• Your goal: Lines with "Martin": please show every one of them from the listing below.

• Excerpted records:
════════════════

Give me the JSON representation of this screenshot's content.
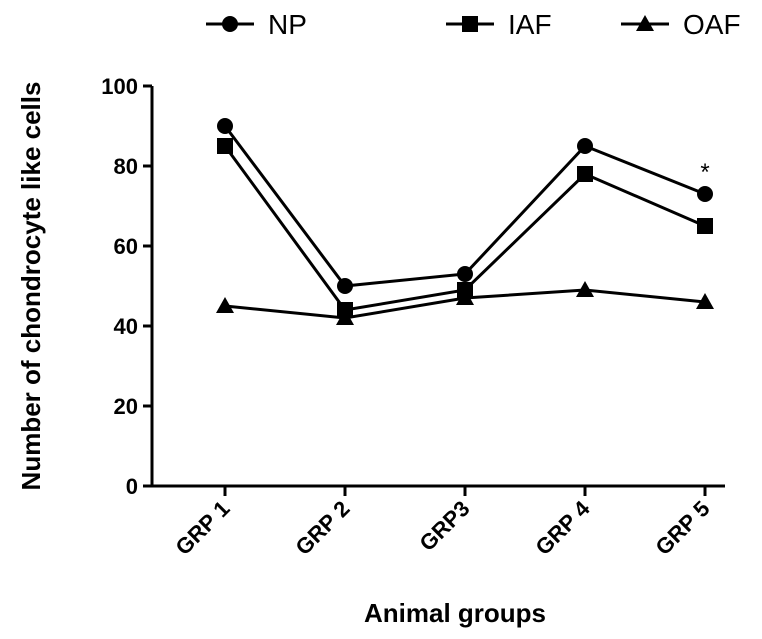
{
  "chart_data": {
    "type": "line",
    "title": "",
    "xlabel": "Animal groups",
    "ylabel": "Number of chondrocyte like cells",
    "categories": [
      "GRP 1",
      "GRP 2",
      "GRP3",
      "GRP 4",
      "GRP 5"
    ],
    "ylim": [
      0,
      100
    ],
    "yticks": [
      0,
      20,
      40,
      60,
      80,
      100
    ],
    "grid": false,
    "legend": "top",
    "series": [
      {
        "name": "NP",
        "marker": "circle",
        "values": [
          90,
          50,
          53,
          85,
          73
        ]
      },
      {
        "name": "IAF",
        "marker": "square",
        "values": [
          85,
          44,
          49,
          78,
          65
        ]
      },
      {
        "name": "OAF",
        "marker": "triangle",
        "values": [
          45,
          42,
          47,
          49,
          46
        ]
      }
    ],
    "annotations": [
      {
        "text": "*",
        "category": "GRP 5",
        "y": 80
      }
    ],
    "colors": {
      "line": "#000000",
      "marker": "#000000"
    }
  }
}
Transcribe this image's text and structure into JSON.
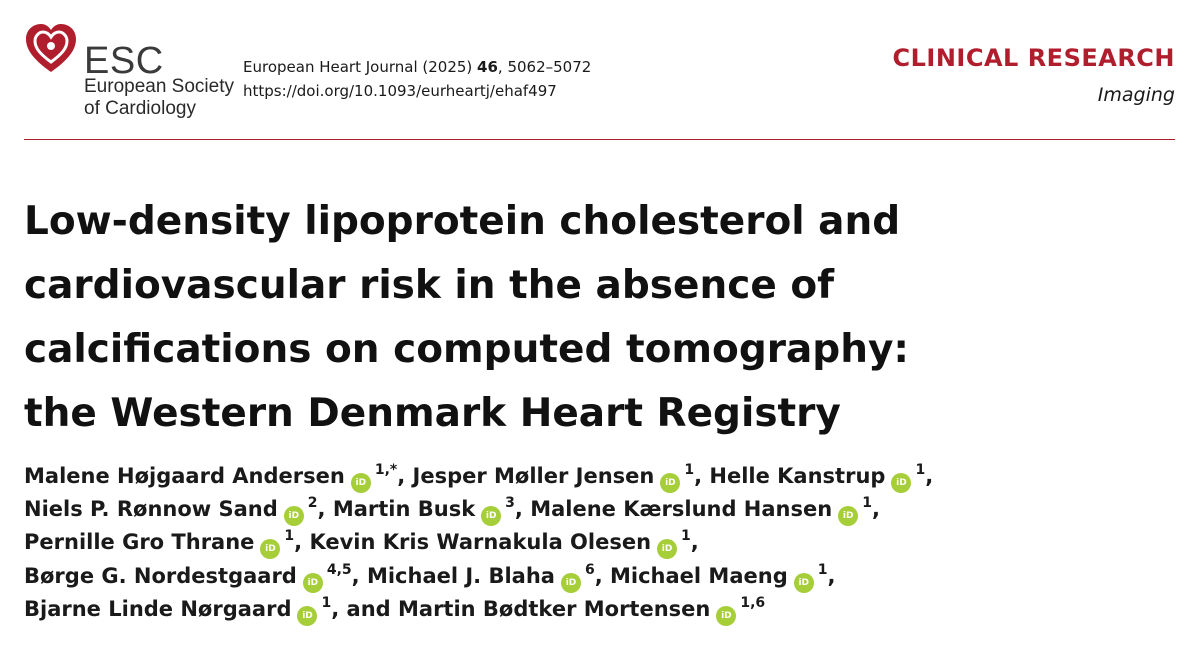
{
  "header": {
    "logo": {
      "abbr": "ESC",
      "line1": "European Society",
      "line2": "of Cardiology",
      "brand_color": "#b01e2d"
    },
    "journal_name": "European Heart Journal (2025)",
    "volume": "46",
    "pages": ", 5062–5072",
    "doi": "https://doi.org/10.1093/eurheartj/ehaf497",
    "section": "CLINICAL RESEARCH",
    "subsection": "Imaging"
  },
  "title_lines": [
    "Low-density lipoprotein cholesterol and",
    "cardiovascular risk in the absence of",
    "calcifications on computed tomography:",
    "the Western Denmark Heart Registry"
  ],
  "orcid_badge": "iD",
  "orcid_color": "#a6ce39",
  "authors": [
    {
      "name": "Malene Højgaard Andersen",
      "aff": "1,*",
      "sep": ","
    },
    {
      "name": "Jesper Møller Jensen",
      "aff": "1",
      "sep": ","
    },
    {
      "name": "Helle Kanstrup",
      "aff": "1",
      "sep": ","
    },
    {
      "name": "Niels P. Rønnow Sand",
      "aff": "2",
      "sep": ","
    },
    {
      "name": "Martin Busk",
      "aff": "3",
      "sep": ","
    },
    {
      "name": "Malene Kærslund Hansen",
      "aff": "1",
      "sep": ","
    },
    {
      "name": "Pernille Gro Thrane",
      "aff": "1",
      "sep": ","
    },
    {
      "name": "Kevin Kris Warnakula Olesen",
      "aff": "1",
      "sep": ","
    },
    {
      "name": "Børge G. Nordestgaard",
      "aff": "4,5",
      "sep": ","
    },
    {
      "name": "Michael J. Blaha",
      "aff": "6",
      "sep": ","
    },
    {
      "name": "Michael Maeng",
      "aff": "1",
      "sep": ","
    },
    {
      "name": "Bjarne Linde Nørgaard",
      "aff": "1",
      "sep": ", and"
    },
    {
      "name": "Martin Bødtker Mortensen",
      "aff": "1,6",
      "sep": ""
    }
  ]
}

════════════════

• Response to this exercise:
      "name": "Martin Busk",
      "name": "Martin Bødtker Mortensen",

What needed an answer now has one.